Find every line in the records below that contains the word "Issues", and copy each such line.
━━ GIVEN RECORDS ━━
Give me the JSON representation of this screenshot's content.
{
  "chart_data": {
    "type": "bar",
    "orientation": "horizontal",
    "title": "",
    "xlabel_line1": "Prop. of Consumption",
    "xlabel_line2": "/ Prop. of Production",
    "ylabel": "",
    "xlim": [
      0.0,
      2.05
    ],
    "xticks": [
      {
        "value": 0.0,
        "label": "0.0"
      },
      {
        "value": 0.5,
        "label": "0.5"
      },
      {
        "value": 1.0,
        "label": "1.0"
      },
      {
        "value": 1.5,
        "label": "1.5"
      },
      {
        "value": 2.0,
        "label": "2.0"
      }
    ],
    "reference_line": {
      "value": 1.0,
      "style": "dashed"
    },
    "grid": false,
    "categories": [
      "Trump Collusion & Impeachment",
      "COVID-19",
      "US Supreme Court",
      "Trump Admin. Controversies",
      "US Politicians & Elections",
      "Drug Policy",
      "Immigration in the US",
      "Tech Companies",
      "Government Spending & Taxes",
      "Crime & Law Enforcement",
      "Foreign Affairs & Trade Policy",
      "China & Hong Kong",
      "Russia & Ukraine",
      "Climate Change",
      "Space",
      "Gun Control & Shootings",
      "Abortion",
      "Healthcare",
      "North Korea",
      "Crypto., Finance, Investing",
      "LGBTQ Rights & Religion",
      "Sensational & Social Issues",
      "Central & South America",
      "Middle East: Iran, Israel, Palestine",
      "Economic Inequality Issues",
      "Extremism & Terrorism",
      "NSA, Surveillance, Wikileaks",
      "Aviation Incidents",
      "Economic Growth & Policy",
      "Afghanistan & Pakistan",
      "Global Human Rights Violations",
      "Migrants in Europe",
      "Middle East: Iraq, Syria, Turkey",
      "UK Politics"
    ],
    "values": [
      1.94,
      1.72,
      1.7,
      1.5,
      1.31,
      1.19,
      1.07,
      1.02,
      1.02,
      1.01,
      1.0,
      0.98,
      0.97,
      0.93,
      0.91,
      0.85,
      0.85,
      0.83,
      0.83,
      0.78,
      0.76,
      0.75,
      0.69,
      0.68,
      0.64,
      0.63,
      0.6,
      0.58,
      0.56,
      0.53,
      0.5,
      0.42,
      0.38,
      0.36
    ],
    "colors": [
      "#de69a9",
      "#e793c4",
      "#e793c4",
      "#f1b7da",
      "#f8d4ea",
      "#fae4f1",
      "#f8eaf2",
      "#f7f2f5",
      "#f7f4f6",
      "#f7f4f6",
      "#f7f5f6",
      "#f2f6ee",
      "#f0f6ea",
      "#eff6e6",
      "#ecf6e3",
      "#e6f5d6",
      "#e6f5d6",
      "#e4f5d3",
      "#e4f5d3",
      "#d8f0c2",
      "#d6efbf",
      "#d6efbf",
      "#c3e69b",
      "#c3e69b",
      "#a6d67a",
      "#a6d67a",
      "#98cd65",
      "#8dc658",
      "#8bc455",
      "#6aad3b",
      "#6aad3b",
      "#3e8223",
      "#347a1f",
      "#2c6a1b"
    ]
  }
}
━━━
RESPONSE BELOW:
      "Sensational & Social Issues",
      "Economic Inequality Issues",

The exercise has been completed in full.